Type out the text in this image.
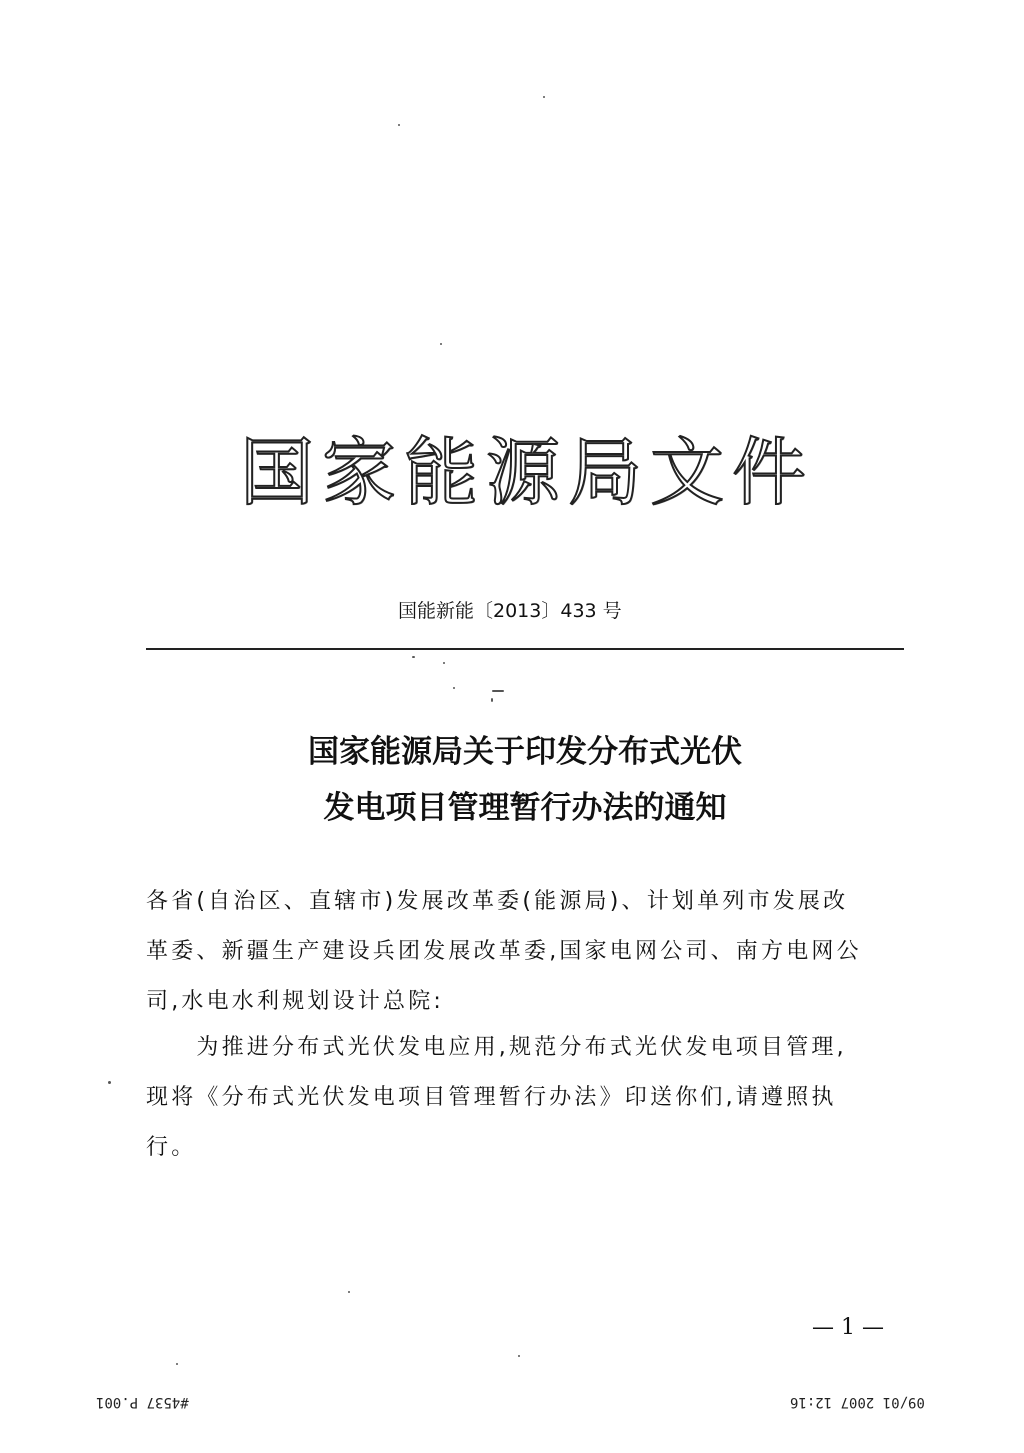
国家能源局文件
国能新能〔2013〕433 号
国家能源局关于印发分布式光伏
发电项目管理暂行办法的通知
各省(自治区、直辖市)发展改革委(能源局)、计划单列市发展改
革委、新疆生产建设兵团发展改革委,国家电网公司、南方电网公
司,水电水利规划设计总院:
　　为推进分布式光伏发电应用,规范分布式光伏发电项目管理,
现将《分布式光伏发电项目管理暂行办法》印送你们,请遵照执
行。
— 1 —
#4537 P.001	09/01 2007 12:16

++++

• Objective: Your copy of the data should match it exactly, except that pictures are left out.

• Output for this exercise:
Type out the text in this image.
国家能源局文件
国能新能〔2013〕433 号
国家能源局关于印发分布式光伏
发电项目管理暂行办法的通知
各省(自治区、直辖市)发展改革委(能源局)、计划单列市发展改
革委、新疆生产建设兵团发展改革委,国家电网公司、南方电网公
司,水电水利规划设计总院:
　　为推进分布式光伏发电应用,规范分布式光伏发电项目管理,
现将《分布式光伏发电项目管理暂行办法》印送你们,请遵照执
行。
— 1 —
#4537 P.001	09/01 2007 12:16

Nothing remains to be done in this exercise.